- Quoted text:
_ _ _

Within a five-day span, led by the sudden increase in the Bitcoin price, the crypto market experienced a surge in its valuation by nearly 30 percent.

Following the initial rally of Bitcoin (BTC) to $4,000, many technical analysts expressed concerns toward the sustainability of the recently found momentum of the crypto market, as bitcoin started to retrace.

Can Crypto Market Sustain Momentum?

A cryptocurrency trader with the online alias “The Crypto Dog” said after the initial corrective rally of bitcoin that the price trend of the asset has become poor with an immediate pullback to $3,700.

The trader said that if the dominant cryptocurrency struggles to rebound from $3,635 and resistance levels below it, the corrective rally of the crypto market on December 19 may reverse in the short-term.

Crypto market adds $29 billion this week, can momentum be sustained

“I’m astounded with how terrible BTC looks after just two hours. It could not have become more rekt in a shorter amount of time,” noted the trader.

Hsaka, a cryptocurrency technical analyst, said that bitcoin already dropped to its initial resistance zone and is at risk of falling to the $3,500 region in the days to come.

The analyst said:

I was out of all my longs yesterday once we hit the target, missed out on today’s move. bitcoin flipped the resistance zone as support and commenced another leg up, sweeping the 3840 stops. Looks to me like we’ll retrace back to the initial resistance zone.

To recover from one of the largest sell-offs in recent years, the cryptocurrency market has to demonstrate stability and a gradual increase in value.

A sudden spike in the price of major cryptocurrencies increases the vulnerability of the market to a big drop in value, especially if it is not supported by sufficient volume and trading activity.

_ _ _

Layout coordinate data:
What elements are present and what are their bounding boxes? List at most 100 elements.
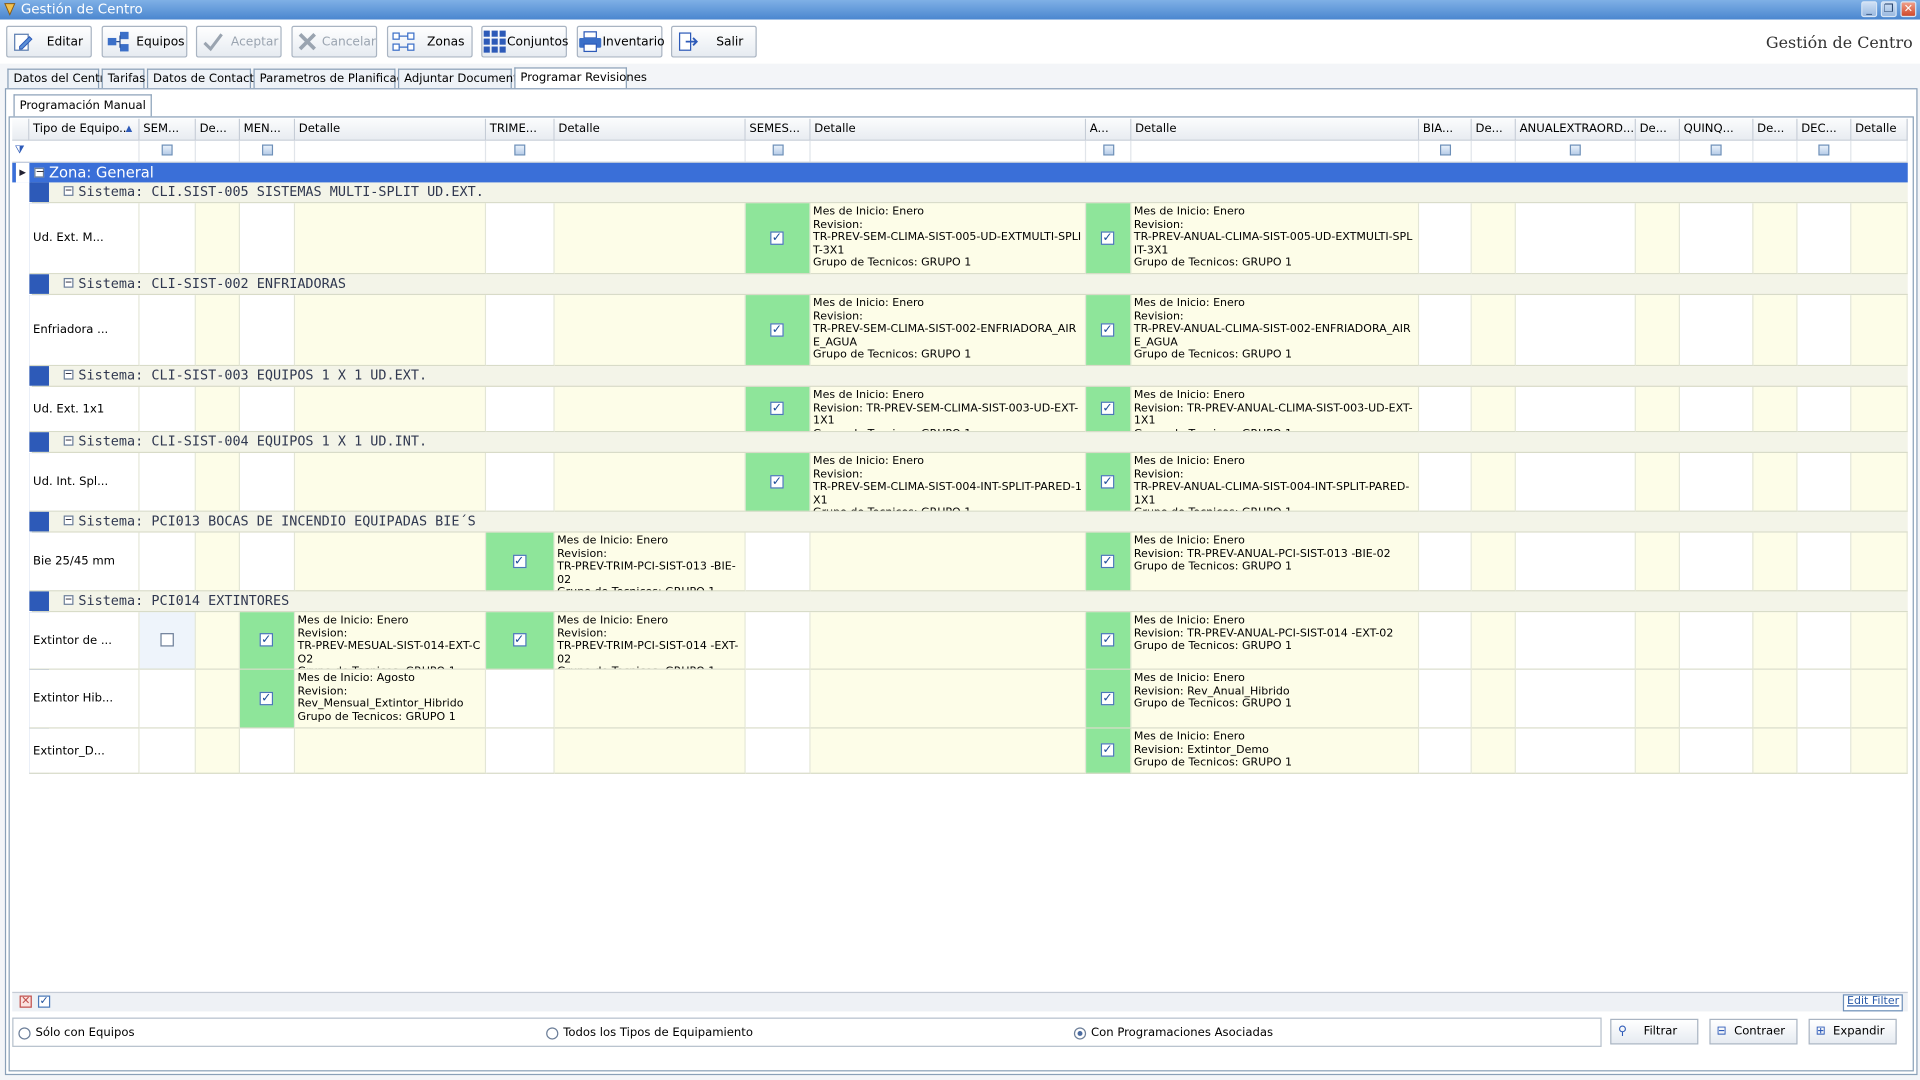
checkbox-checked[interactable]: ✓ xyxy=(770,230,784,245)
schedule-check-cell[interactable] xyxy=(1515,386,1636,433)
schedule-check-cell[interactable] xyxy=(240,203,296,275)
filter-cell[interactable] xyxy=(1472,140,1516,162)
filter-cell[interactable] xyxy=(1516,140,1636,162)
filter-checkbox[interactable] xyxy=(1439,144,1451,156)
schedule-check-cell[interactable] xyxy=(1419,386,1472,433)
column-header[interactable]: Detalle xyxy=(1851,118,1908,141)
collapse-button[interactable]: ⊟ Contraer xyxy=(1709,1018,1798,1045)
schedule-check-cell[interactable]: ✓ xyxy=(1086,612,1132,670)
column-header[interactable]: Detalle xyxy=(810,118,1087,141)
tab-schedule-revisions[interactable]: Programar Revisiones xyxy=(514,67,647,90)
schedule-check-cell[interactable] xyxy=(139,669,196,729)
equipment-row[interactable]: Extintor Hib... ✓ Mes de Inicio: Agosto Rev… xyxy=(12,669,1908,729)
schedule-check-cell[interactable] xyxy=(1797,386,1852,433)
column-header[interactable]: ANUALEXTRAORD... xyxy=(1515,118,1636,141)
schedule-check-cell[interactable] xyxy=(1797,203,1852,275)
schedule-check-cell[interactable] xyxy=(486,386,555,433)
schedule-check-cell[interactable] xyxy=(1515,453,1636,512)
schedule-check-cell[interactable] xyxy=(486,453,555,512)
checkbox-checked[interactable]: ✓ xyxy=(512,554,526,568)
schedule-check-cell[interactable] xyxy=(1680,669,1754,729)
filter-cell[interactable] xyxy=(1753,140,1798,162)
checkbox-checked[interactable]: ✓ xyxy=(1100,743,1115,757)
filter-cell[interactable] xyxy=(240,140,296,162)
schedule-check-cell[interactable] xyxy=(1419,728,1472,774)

_ _ _

- What you will do:
a: According to the crypto market article, to what region did Hsaka say bitcoin is at risk of falling in the days to come?
b: Rewrite the part of the crypto market article that opens with the words "Following the initial" and closes with "started to retrace.", switching "technical analysts" to "market observers".
Base every answer solely on the crypto market article.

- Responses for each task:
a: The $3,500 region.

b:
Following the initial rally of Bitcoin (BTC) to $4,000, many market observers expressed concerns toward the sustainability of the recently found momentum of the crypto market, as bitcoin started to retrace.